→ **Aim of the task**: Below are the records. List every line holding the word "this".

>> start Given records

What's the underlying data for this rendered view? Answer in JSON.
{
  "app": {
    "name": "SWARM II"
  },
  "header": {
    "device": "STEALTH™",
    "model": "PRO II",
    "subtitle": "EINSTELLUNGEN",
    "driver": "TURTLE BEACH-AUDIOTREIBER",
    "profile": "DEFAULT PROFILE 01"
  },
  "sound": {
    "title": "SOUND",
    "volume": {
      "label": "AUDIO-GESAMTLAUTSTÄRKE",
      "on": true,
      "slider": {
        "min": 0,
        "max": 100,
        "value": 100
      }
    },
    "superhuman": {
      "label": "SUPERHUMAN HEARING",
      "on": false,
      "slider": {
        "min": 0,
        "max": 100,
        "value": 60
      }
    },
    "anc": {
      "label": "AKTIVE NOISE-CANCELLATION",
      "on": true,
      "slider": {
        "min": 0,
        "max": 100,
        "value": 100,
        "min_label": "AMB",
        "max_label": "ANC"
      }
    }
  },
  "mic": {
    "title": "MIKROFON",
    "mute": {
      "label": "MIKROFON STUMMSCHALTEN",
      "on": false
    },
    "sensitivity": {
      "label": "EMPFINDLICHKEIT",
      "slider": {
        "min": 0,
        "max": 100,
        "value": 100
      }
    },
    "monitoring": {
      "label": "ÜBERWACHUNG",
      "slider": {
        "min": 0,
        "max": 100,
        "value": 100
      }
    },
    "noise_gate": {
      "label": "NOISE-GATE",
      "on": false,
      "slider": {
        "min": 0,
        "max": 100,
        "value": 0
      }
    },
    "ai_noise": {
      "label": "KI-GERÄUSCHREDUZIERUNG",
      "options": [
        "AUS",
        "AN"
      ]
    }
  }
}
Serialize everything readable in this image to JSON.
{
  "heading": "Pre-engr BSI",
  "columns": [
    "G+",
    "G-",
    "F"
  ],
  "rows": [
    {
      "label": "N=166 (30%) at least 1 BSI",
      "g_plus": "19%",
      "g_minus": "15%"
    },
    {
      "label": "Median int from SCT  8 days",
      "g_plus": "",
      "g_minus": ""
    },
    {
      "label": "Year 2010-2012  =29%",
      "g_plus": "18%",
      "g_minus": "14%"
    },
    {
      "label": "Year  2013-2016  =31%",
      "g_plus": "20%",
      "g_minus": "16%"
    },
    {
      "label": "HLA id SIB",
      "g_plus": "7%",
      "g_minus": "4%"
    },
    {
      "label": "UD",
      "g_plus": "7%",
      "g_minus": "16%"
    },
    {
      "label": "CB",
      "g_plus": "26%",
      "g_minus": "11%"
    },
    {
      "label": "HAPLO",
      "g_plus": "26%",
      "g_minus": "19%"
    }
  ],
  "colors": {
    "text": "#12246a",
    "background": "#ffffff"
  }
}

>> end Given records

→ **Response**:
What's the underlying data for this rendered view? Answer in JSON.
Serialize everything readable in this image to JSON.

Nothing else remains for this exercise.